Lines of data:
::::
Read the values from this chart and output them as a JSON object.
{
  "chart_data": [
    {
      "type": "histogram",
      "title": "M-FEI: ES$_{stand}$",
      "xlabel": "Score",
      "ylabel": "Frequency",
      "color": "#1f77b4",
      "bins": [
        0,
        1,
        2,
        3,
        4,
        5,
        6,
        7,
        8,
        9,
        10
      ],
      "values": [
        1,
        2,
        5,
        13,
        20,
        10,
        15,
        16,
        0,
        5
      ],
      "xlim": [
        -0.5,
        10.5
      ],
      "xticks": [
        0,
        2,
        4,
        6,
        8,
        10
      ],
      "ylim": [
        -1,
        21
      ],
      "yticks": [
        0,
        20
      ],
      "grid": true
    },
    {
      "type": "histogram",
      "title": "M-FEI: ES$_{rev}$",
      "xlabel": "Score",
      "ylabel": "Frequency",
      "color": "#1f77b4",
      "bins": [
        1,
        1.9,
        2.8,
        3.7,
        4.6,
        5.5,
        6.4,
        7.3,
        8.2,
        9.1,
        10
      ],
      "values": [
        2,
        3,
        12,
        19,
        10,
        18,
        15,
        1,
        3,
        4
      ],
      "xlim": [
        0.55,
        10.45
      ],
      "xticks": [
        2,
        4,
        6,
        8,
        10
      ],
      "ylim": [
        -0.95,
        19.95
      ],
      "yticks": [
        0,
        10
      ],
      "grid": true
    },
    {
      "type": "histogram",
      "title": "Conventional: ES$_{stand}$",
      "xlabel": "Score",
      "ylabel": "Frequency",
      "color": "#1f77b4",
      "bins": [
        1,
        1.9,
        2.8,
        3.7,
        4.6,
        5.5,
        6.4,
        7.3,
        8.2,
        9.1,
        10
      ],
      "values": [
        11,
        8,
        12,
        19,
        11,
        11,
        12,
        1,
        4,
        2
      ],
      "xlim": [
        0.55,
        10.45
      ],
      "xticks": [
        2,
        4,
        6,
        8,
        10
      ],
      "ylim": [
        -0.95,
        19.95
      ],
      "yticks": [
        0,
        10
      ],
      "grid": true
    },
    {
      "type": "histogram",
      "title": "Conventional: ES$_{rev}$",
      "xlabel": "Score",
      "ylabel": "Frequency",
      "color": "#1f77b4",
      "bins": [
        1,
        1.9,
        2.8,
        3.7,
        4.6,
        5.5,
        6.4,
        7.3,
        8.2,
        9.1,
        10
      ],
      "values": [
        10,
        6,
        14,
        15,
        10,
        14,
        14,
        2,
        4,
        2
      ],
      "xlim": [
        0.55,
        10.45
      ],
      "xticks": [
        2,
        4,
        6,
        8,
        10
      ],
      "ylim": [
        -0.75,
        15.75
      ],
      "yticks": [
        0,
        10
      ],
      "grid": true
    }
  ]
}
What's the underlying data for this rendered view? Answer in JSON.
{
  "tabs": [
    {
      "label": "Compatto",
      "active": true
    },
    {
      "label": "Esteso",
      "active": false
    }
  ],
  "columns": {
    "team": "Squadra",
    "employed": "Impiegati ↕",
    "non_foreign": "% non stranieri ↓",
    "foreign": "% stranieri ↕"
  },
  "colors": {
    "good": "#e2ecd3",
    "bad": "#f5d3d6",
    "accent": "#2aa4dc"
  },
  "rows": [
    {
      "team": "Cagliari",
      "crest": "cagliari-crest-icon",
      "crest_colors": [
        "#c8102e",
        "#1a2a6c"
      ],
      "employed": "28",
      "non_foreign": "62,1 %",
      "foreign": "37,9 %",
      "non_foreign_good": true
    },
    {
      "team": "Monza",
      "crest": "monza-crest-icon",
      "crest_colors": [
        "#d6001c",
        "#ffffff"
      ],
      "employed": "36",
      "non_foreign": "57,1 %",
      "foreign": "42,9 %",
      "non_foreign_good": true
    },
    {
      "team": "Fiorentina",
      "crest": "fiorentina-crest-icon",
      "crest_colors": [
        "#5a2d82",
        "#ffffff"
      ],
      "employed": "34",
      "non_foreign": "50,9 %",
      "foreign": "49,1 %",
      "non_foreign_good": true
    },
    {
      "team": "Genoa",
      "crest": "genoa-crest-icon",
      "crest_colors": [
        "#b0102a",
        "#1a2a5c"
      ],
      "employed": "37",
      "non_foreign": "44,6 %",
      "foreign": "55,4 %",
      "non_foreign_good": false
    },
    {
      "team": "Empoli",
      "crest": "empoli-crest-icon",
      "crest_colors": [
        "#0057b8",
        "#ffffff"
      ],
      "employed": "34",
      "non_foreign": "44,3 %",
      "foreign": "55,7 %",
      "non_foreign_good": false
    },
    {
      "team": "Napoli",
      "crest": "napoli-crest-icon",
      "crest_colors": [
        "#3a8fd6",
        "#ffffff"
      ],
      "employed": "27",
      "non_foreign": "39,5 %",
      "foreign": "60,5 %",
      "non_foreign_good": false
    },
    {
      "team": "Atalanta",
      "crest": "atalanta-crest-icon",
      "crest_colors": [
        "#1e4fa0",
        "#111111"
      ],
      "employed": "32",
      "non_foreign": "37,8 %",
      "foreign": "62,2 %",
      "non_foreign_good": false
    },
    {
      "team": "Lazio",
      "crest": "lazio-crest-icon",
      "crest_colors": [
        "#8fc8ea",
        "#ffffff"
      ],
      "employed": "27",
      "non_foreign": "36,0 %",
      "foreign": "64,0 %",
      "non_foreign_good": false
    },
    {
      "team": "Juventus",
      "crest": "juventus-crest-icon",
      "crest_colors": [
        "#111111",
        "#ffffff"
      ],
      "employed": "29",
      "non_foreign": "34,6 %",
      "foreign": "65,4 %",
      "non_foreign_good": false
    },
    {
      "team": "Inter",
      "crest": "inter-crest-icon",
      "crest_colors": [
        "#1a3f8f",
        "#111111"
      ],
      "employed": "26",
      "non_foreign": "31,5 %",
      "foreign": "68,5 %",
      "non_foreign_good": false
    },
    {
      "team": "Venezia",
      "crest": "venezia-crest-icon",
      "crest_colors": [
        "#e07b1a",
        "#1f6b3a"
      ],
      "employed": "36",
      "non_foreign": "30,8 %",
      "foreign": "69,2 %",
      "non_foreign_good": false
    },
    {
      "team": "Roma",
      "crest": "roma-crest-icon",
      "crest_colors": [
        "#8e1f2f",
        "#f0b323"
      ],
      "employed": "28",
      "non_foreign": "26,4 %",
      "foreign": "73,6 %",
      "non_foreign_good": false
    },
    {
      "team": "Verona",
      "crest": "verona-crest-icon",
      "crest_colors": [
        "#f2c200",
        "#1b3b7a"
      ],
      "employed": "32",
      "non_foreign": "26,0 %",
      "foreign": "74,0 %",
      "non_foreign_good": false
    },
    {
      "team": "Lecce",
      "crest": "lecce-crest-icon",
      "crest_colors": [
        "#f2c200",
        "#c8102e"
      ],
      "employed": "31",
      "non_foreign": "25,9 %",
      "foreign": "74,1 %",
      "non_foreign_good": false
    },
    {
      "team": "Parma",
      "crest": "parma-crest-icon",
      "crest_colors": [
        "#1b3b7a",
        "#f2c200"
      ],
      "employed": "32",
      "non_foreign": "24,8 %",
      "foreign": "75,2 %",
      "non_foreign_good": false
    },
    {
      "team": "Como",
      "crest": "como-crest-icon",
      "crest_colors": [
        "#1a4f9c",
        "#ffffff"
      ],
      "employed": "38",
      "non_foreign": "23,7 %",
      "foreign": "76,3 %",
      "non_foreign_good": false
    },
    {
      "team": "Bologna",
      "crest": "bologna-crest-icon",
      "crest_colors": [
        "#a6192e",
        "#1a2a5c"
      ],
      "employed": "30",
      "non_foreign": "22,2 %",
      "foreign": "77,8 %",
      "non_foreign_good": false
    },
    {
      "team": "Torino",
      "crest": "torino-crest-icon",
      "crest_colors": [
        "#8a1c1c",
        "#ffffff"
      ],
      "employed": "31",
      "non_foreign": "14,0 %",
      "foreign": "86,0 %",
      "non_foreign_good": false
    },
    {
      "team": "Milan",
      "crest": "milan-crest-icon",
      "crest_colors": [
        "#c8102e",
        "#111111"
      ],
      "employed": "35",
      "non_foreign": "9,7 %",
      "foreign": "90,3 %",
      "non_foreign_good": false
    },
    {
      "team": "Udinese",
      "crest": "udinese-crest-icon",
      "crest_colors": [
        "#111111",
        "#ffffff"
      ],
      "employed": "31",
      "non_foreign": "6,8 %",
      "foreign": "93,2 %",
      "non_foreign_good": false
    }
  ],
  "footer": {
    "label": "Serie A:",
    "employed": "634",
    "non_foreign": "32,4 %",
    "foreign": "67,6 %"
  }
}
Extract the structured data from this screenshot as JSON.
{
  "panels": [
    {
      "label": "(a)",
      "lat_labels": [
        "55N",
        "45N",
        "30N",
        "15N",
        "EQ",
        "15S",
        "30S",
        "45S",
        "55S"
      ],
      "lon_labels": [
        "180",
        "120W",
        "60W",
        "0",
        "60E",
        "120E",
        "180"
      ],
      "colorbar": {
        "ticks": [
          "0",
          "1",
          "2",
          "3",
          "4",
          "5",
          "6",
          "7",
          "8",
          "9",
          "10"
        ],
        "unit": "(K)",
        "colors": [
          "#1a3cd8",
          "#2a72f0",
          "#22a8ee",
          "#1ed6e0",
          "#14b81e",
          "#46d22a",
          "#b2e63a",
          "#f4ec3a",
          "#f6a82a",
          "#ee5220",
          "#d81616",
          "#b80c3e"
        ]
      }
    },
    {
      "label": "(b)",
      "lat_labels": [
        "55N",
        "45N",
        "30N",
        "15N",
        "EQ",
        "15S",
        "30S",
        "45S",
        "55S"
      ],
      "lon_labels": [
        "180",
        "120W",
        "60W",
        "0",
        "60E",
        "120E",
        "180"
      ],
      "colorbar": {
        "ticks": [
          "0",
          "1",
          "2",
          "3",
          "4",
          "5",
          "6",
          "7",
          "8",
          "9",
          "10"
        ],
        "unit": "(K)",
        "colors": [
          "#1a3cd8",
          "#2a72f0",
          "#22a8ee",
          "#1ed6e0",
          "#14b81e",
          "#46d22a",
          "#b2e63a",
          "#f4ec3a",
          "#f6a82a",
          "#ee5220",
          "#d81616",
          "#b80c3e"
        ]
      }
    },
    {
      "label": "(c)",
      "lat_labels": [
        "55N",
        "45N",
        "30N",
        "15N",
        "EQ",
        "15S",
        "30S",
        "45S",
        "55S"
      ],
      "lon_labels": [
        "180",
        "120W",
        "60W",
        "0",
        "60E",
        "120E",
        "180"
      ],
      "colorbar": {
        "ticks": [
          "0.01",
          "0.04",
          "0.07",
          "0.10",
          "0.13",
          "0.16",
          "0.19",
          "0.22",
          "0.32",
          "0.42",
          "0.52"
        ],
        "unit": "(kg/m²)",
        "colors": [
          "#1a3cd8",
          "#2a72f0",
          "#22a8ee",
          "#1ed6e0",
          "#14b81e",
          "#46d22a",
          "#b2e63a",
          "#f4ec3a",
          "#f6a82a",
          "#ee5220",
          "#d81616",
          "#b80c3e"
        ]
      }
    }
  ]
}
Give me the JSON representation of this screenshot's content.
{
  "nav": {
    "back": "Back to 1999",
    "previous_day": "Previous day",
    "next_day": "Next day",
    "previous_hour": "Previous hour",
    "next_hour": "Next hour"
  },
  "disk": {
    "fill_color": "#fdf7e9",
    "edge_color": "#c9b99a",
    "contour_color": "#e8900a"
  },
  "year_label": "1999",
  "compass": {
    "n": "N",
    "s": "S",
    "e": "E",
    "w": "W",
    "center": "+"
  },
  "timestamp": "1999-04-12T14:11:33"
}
::::
Objective: Scan the material above. Copy each line where "Next" occurs.

Exercise result:
    "next_day": "Next day",
    "next_hour": "Next hour"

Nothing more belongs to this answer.